▸ Reading passage
──────────────────────────────

Autumn foliage explodes in red, orange, yellow and brown. How about learning some colorful words to make your description of fall leaves more beautiful?
Feuille Morte (brownish-orange, yellowish-brown)
Feuille Morte is a brownish orange that is deeper and slightly redder than leather, yellower and deeper than spice, and yellower and deeper than gold pheasant. It is also called autumn leaf, dead leaf, foliage brown, leather lake, oakleaf brown,philamot, withered leaf.
In French, the term literally means “dead leaf.” In English, feuille morte refers specifically to a brownish-orange or yellowish-brown color. Its use is rare, but it has not been entirely forgotten by English writers.
She took out a new suit. It was of grosgrain, a shade called “feuille morte,” a vivid yellow-brown trimmed with darker bands of velvet.
Anya Seton, The Turquoise
Sepia (brownish)
In modern English, sepia is best known as the name for the brownish tone that makes photographs look vintage. Sepia hues can be found in an autumn leaf.
Late autumn brings about magical transformations in gardens of the intermountain West. As the days grow shorter and cooler, plants take on new personas, ripening into warm gold, russet, and sepia tones.
Marcia Tatroe, Sunset
Russet (reddish brown)
Being a reddish brown, russet is a popular fall color. Its name is a borrowing of an Anglo-French adjective, meaning “reddish” or “reddish-brown,” that came to designate a coarse, homespun cloth used to make garments. English borrowed the French term for the cloth in the 13th century before using it in its color sense.
The woods in autumn are a riot of russet and gold.
I found no pleasure in the silent trees, the falling fir-cones, the congealed relics of autumn, russet leaves, swept by past winds in heaps, and now stiffened together.
Charlotte Brontë, Jane Eyre
Amber (dark orange-yellow)
The fossilized tree resin type of amber, which is found around the shore of the Baltic Sea.
Species of insects and plants have been found as fossils in this yellowish to brownish amber, and deeply colored, translucent pieces are used in making jewelry and ornamental objects. It is from the color of this resin that amber has come to refer to a dark orange yellow.
The likely last nostalgic warmth of autumn has gone by, the amber leaves have fallen from the mountain ash, and still luminescent berries hold their positions on the chill, stiff branches….
Robert Pack, “Mountain Ash Without Cedar Waxwings”
Gamboge / Camboge (vivid yellow)
Gamboge, also spelled camboge, can be used to describe the vivid yellows of autumn. The name of the color refers to a gum resin from southeast Asian trees that is used as a yellow pigment in art. Cambodia happens to be one of the countries in which the trees producing gamboge are indigenous.
The ceaseless creasing of the morning sea, the fluttering gamboge cedar leaves allegro, the rods of the yawing branches trolling the breeze….
Derek Walcott, The Prodigal
Scarlet (bright red)
Scarlet was not originally a word for a color but a name for a high-quality cloth, which is believed to have originated in Persia where it was called saqalāt. The word entered English via Anglo-French escarlet—a derivative of the Latin word for the cloth, scarlata—and became associated with bright red colors because the cloth was commonly dyed red.

──────────────────────────────

Image layout annotations
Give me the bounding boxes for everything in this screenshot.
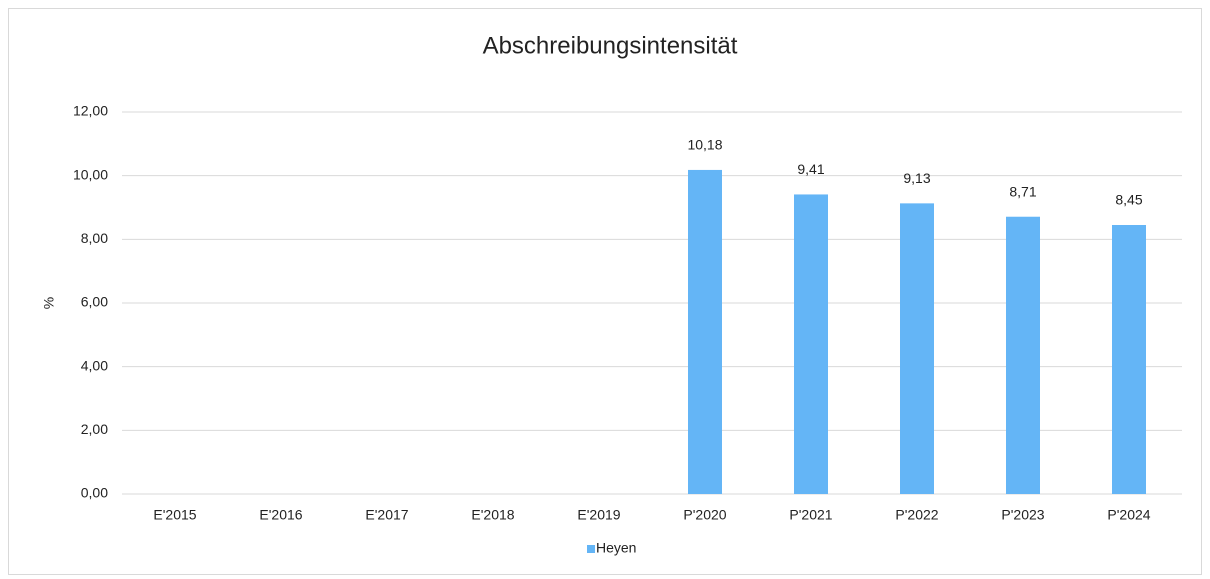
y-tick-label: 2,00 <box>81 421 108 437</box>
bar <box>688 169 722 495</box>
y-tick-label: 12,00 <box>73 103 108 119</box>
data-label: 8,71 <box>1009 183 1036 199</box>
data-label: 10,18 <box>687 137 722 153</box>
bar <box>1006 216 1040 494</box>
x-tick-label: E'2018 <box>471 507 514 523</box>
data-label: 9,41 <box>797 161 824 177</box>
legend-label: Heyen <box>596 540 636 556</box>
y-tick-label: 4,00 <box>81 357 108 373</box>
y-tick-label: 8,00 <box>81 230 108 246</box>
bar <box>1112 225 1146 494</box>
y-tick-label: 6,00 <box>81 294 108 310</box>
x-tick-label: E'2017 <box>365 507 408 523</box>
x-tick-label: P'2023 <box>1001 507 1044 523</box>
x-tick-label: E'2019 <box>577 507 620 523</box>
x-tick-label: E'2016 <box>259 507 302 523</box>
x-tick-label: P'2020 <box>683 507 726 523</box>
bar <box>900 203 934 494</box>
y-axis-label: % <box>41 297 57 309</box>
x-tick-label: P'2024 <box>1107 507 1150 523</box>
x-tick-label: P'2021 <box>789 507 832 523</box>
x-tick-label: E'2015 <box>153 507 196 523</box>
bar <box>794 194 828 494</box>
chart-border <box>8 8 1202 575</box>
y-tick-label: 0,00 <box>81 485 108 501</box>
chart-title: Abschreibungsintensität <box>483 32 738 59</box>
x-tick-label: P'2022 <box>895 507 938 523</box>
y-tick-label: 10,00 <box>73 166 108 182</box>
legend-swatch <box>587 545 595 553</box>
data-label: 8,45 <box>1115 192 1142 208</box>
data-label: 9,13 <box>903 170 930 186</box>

──────────────────────────────

▸ To do
**A.** Copy the passage on autumn color words word for word, from "Feuille Morte is" down to "Sepia (brownish)".
**B.** Repeat, unchanged, the lines of the listing from the one containing "y-tick-label: 2,00 <box>81 421 108 437</box>" down to the one containing "bar <box>1006 216 1040 494</box>", and nothing else.

▸ Expected results
**A.**
Feuille Morte is a brownish orange that is deeper and slightly redder than leather, yellower and deeper than spice, and yellower and deeper than gold pheasant. It is also called autumn leaf, dead leaf, foliage brown, leather lake, oakleaf brown,philamot, withered leaf.
In French, the term literally means “dead leaf.” In English, feuille morte refers specifically to a brownish-orange or yellowish-brown color. Its use is rare, but it has not been entirely forgotten by English writers.
She took out a new suit. It was of grosgrain, a shade called “feuille morte,” a vivid yellow-brown trimmed with darker bands of velvet.
Anya Seton, The Turquoise
Sepia (brownish)

**B.**
y-tick-label: 2,00 <box>81 421 108 437</box>
bar <box>688 169 722 495</box>
y-tick-label: 12,00 <box>73 103 108 119</box>
data-label: 8,71 <box>1009 183 1036 199</box>
data-label: 10,18 <box>687 137 722 153</box>
bar <box>1006 216 1040 494</box>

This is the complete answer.